Data extract:
----------

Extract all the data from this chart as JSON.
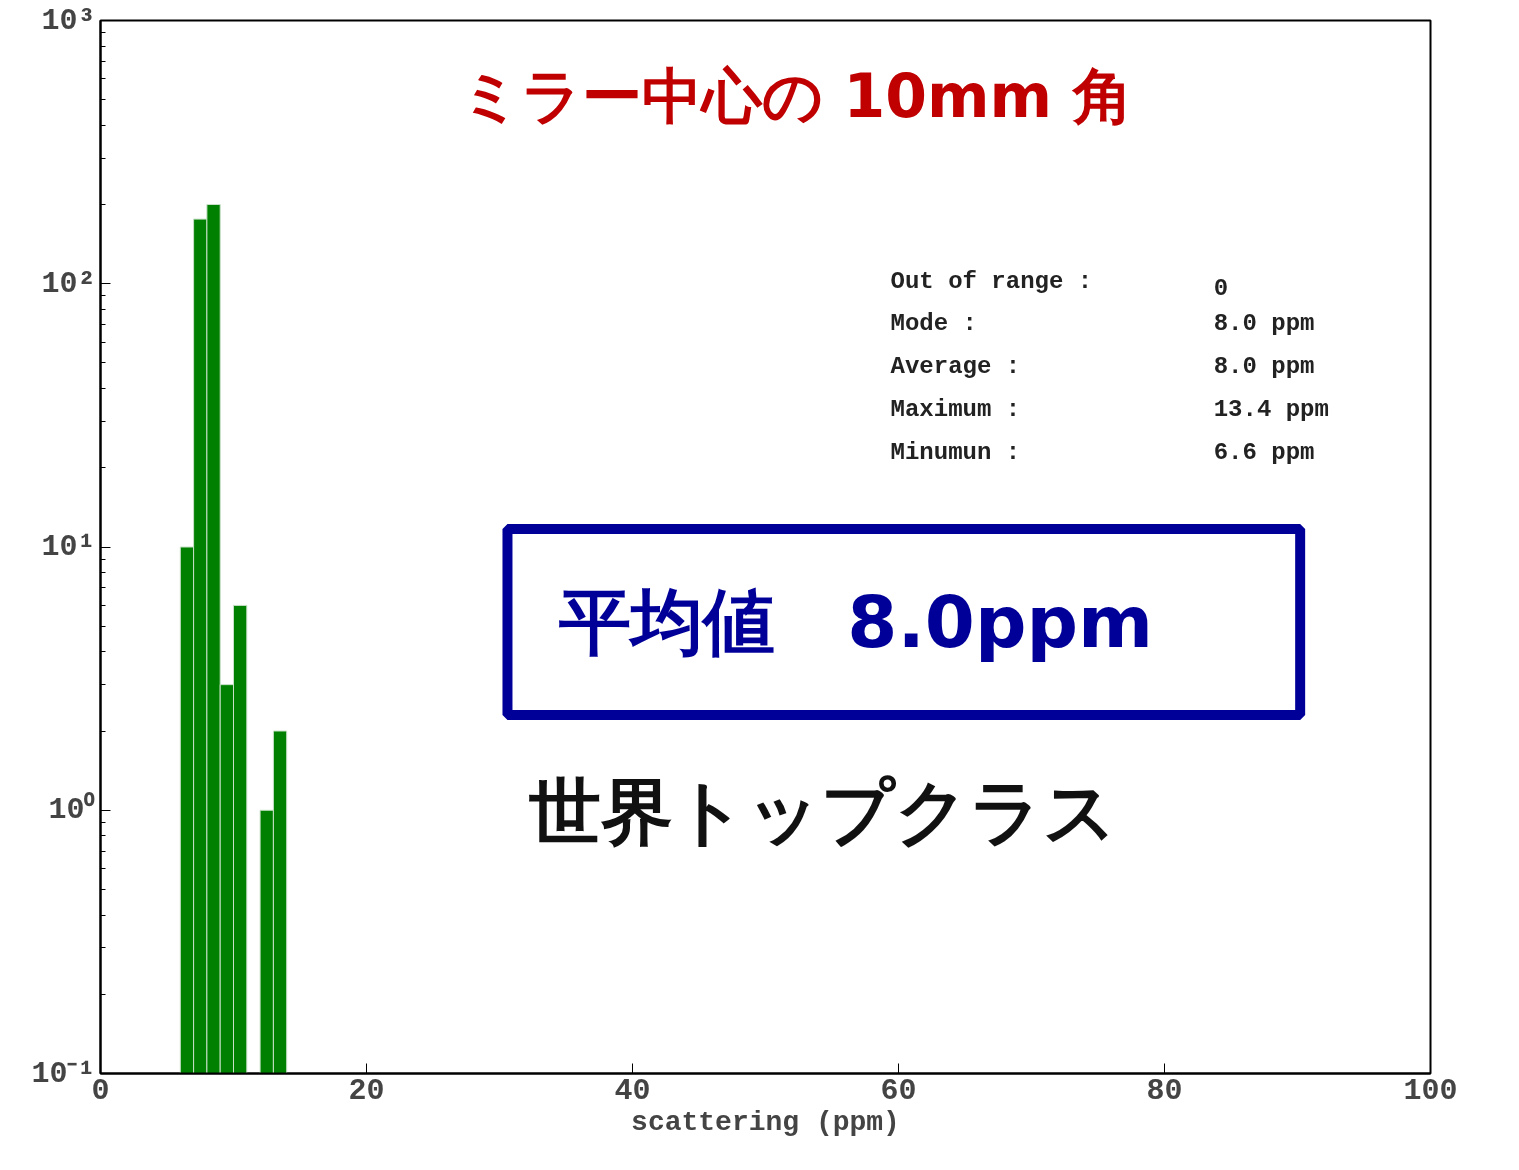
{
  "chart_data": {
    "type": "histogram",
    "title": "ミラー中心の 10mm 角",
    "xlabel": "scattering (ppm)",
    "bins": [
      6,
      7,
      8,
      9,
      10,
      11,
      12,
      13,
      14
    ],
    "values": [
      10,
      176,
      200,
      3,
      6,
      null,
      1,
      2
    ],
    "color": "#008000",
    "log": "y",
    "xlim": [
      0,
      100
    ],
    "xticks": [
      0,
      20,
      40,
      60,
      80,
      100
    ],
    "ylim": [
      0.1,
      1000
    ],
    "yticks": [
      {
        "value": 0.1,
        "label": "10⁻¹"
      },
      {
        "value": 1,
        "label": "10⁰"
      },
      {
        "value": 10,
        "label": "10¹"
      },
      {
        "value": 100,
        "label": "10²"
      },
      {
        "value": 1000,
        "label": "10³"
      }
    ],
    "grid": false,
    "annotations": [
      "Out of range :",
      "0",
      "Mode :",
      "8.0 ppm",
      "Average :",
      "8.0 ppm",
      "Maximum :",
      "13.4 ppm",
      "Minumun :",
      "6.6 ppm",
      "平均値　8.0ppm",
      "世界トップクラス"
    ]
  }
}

----------

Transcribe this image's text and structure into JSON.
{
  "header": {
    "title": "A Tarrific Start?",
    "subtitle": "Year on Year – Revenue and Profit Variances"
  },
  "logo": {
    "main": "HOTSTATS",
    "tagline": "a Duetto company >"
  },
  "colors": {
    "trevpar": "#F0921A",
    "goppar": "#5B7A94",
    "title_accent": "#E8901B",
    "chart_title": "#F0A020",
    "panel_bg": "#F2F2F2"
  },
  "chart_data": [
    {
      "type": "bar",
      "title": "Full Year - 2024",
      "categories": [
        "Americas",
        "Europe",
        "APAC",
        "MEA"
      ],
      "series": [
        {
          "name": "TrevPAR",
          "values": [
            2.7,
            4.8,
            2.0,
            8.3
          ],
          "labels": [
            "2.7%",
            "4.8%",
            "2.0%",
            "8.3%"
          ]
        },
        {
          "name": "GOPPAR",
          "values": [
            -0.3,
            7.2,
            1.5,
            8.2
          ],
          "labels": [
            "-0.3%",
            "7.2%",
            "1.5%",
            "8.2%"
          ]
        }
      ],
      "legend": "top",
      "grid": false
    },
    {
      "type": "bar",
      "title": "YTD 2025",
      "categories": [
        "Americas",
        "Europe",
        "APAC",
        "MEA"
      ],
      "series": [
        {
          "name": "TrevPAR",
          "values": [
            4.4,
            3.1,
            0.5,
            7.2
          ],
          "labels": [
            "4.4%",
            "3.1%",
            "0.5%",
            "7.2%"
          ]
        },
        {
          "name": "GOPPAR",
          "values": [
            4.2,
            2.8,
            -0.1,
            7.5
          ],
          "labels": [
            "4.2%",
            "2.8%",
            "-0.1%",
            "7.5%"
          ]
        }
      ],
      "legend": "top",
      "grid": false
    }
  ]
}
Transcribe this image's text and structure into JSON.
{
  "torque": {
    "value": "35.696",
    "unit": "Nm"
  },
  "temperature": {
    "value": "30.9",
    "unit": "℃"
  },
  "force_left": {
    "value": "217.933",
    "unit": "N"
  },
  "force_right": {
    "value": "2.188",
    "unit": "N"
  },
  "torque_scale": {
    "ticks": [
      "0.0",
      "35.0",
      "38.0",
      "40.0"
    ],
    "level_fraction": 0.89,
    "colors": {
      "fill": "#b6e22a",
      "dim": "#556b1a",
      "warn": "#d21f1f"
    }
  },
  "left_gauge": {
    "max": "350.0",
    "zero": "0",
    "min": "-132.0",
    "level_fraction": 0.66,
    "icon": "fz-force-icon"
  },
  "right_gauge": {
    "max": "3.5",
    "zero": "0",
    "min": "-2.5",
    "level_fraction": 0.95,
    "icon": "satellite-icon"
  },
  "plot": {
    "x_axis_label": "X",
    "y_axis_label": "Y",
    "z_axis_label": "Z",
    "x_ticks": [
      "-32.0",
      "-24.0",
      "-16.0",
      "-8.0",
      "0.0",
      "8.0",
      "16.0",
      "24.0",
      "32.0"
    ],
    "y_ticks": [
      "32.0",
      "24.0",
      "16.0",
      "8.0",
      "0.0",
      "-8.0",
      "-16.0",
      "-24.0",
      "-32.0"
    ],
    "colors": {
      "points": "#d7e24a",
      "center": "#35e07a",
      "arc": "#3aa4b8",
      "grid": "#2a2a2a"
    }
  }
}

----------

What is required: Whenever "icon" turns up in a line, pick that line out.

The solution:
    "icon": "fz-force-icon"
    "icon": "satellite-icon"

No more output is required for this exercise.